-- YOUR OBJECTIVE --
Reproduce the data exactly.

-- DATA LISTING --

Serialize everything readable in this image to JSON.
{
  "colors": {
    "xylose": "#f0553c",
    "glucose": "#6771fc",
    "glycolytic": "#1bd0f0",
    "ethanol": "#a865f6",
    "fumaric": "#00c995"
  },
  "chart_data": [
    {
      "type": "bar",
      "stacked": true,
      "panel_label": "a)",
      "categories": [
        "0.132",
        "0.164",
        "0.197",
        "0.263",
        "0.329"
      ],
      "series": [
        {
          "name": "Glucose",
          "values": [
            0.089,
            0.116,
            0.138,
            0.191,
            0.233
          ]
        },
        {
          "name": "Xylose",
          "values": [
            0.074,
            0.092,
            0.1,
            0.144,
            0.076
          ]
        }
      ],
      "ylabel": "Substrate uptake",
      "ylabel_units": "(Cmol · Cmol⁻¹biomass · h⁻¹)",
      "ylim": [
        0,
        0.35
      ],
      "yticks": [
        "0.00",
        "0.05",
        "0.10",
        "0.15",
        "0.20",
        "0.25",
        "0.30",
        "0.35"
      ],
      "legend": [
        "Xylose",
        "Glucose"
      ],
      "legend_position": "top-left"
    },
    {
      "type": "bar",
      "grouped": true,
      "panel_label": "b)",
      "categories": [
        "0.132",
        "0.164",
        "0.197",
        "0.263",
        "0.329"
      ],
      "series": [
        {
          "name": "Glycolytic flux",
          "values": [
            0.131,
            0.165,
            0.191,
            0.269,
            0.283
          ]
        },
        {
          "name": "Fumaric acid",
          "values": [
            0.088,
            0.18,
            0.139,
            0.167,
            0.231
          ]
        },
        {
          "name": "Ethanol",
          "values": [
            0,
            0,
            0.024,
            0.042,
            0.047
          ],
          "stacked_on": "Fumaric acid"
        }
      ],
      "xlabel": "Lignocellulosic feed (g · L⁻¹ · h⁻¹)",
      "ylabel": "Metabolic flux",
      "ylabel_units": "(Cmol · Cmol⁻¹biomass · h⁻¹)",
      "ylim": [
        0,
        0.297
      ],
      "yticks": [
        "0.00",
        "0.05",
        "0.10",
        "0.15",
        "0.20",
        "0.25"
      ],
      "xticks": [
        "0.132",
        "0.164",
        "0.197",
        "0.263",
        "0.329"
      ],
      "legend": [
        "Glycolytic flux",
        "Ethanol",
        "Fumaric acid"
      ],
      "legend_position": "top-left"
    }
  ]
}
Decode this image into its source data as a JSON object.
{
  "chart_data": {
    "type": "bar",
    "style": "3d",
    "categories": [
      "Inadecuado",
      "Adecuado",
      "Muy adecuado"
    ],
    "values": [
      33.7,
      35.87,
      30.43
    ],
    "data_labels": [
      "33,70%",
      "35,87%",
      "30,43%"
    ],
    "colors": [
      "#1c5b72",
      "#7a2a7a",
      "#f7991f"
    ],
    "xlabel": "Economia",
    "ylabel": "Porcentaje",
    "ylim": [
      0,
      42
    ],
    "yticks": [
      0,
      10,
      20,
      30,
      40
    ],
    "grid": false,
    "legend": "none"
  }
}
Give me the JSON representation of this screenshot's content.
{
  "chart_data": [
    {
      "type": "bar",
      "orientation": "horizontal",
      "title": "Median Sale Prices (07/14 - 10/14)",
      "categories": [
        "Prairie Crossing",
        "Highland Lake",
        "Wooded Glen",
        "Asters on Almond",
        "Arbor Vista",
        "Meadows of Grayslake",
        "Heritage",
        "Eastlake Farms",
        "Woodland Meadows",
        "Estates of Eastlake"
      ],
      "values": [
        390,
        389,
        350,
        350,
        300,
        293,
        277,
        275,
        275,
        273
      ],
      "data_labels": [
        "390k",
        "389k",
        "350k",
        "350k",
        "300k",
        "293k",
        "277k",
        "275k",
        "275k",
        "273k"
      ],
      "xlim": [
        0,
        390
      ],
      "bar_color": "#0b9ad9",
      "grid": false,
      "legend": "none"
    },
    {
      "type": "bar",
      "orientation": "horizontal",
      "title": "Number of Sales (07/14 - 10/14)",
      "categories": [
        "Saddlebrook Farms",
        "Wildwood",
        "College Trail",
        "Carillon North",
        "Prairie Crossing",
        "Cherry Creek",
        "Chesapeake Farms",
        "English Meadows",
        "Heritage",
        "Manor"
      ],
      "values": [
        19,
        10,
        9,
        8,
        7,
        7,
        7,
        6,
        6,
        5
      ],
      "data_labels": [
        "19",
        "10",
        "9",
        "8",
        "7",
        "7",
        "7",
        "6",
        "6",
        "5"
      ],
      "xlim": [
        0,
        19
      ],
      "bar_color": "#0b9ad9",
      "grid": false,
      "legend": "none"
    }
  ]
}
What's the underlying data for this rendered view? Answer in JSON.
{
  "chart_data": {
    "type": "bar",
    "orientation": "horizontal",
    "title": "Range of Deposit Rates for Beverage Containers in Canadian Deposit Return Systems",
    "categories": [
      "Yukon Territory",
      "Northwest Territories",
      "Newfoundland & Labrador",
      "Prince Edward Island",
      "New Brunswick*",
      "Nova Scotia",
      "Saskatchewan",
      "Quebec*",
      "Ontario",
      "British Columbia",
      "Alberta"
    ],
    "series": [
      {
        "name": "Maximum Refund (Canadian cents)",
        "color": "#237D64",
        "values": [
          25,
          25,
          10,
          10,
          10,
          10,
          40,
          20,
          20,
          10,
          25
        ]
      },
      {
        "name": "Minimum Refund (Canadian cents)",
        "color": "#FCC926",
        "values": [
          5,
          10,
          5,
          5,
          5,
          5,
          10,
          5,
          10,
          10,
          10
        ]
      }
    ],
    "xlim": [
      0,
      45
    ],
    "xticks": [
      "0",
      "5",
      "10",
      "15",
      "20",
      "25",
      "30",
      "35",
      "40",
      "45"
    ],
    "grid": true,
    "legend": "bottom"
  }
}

-- THE ANSWER --
Serialize everything readable in this image to JSON.
{
  "colors": {
    "xylose": "#f0553c",
    "glucose": "#6771fc",
    "glycolytic": "#1bd0f0",
    "ethanol": "#a865f6",
    "fumaric": "#00c995"
  },
  "chart_data": [
    {
      "type": "bar",
      "stacked": true,
      "panel_label": "a)",
      "categories": [
        "0.132",
        "0.164",
        "0.197",
        "0.263",
        "0.329"
      ],
      "series": [
        {
          "name": "Glucose",
          "values": [
            0.089,
            0.116,
            0.138,
            0.191,
            0.233
          ]
        },
        {
          "name": "Xylose",
          "values": [
            0.074,
            0.092,
            0.1,
            0.144,
            0.076
          ]
        }
      ],
      "ylabel": "Substrate uptake",
      "ylabel_units": "(Cmol · Cmol⁻¹biomass · h⁻¹)",
      "ylim": [
        0,
        0.35
      ],
      "yticks": [
        "0.00",
        "0.05",
        "0.10",
        "0.15",
        "0.20",
        "0.25",
        "0.30",
        "0.35"
      ],
      "legend": [
        "Xylose",
        "Glucose"
      ],
      "legend_position": "top-left"
    },
    {
      "type": "bar",
      "grouped": true,
      "panel_label": "b)",
      "categories": [
        "0.132",
        "0.164",
        "0.197",
        "0.263",
        "0.329"
      ],
      "series": [
        {
          "name": "Glycolytic flux",
          "values": [
            0.131,
            0.165,
            0.191,
            0.269,
            0.283
          ]
        },
        {
          "name": "Fumaric acid",
          "values": [
            0.088,
            0.18,
            0.139,
            0.167,
            0.231
          ]
        },
        {
          "name": "Ethanol",
          "values": [
            0,
            0,
            0.024,
            0.042,
            0.047
          ],
          "stacked_on": "Fumaric acid"
        }
      ],
      "xlabel": "Lignocellulosic feed (g · L⁻¹ · h⁻¹)",
      "ylabel": "Metabolic flux",
      "ylabel_units": "(Cmol · Cmol⁻¹biomass · h⁻¹)",
      "ylim": [
        0,
        0.297
      ],
      "yticks": [
        "0.00",
        "0.05",
        "0.10",
        "0.15",
        "0.20",
        "0.25"
      ],
      "xticks": [
        "0.132",
        "0.164",
        "0.197",
        "0.263",
        "0.329"
      ],
      "legend": [
        "Glycolytic flux",
        "Ethanol",
        "Fumaric acid"
      ],
      "legend_position": "top-left"
    }
  ]
}
Decode this image into its source data as a JSON object.
{
  "chart_data": {
    "type": "bar",
    "style": "3d",
    "categories": [
      "Inadecuado",
      "Adecuado",
      "Muy adecuado"
    ],
    "values": [
      33.7,
      35.87,
      30.43
    ],
    "data_labels": [
      "33,70%",
      "35,87%",
      "30,43%"
    ],
    "colors": [
      "#1c5b72",
      "#7a2a7a",
      "#f7991f"
    ],
    "xlabel": "Economia",
    "ylabel": "Porcentaje",
    "ylim": [
      0,
      42
    ],
    "yticks": [
      0,
      10,
      20,
      30,
      40
    ],
    "grid": false,
    "legend": "none"
  }
}
Give me the JSON representation of this screenshot's content.
{
  "chart_data": [
    {
      "type": "bar",
      "orientation": "horizontal",
      "title": "Median Sale Prices (07/14 - 10/14)",
      "categories": [
        "Prairie Crossing",
        "Highland Lake",
        "Wooded Glen",
        "Asters on Almond",
        "Arbor Vista",
        "Meadows of Grayslake",
        "Heritage",
        "Eastlake Farms",
        "Woodland Meadows",
        "Estates of Eastlake"
      ],
      "values": [
        390,
        389,
        350,
        350,
        300,
        293,
        277,
        275,
        275,
        273
      ],
      "data_labels": [
        "390k",
        "389k",
        "350k",
        "350k",
        "300k",
        "293k",
        "277k",
        "275k",
        "275k",
        "273k"
      ],
      "xlim": [
        0,
        390
      ],
      "bar_color": "#0b9ad9",
      "grid": false,
      "legend": "none"
    },
    {
      "type": "bar",
      "orientation": "horizontal",
      "title": "Number of Sales (07/14 - 10/14)",
      "categories": [
        "Saddlebrook Farms",
        "Wildwood",
        "College Trail",
        "Carillon North",
        "Prairie Crossing",
        "Cherry Creek",
        "Chesapeake Farms",
        "English Meadows",
        "Heritage",
        "Manor"
      ],
      "values": [
        19,
        10,
        9,
        8,
        7,
        7,
        7,
        6,
        6,
        5
      ],
      "data_labels": [
        "19",
        "10",
        "9",
        "8",
        "7",
        "7",
        "7",
        "6",
        "6",
        "5"
      ],
      "xlim": [
        0,
        19
      ],
      "bar_color": "#0b9ad9",
      "grid": false,
      "legend": "none"
    }
  ]
}
What's the underlying data for this rendered view? Answer in JSON.
{
  "chart_data": {
    "type": "bar",
    "orientation": "horizontal",
    "title": "Range of Deposit Rates for Beverage Containers in Canadian Deposit Return Systems",
    "categories": [
      "Yukon Territory",
      "Northwest Territories",
      "Newfoundland & Labrador",
      "Prince Edward Island",
      "New Brunswick*",
      "Nova Scotia",
      "Saskatchewan",
      "Quebec*",
      "Ontario",
      "British Columbia",
      "Alberta"
    ],
    "series": [
      {
        "name": "Maximum Refund (Canadian cents)",
        "color": "#237D64",
        "values": [
          25,
          25,
          10,
          10,
          10,
          10,
          40,
          20,
          20,
          10,
          25
        ]
      },
      {
        "name": "Minimum Refund (Canadian cents)",
        "color": "#FCC926",
        "values": [
          5,
          10,
          5,
          5,
          5,
          5,
          10,
          5,
          10,
          10,
          10
        ]
      }
    ],
    "xlim": [
      0,
      45
    ],
    "xticks": [
      "0",
      "5",
      "10",
      "15",
      "20",
      "25",
      "30",
      "35",
      "40",
      "45"
    ],
    "grid": true,
    "legend": "bottom"
  }
}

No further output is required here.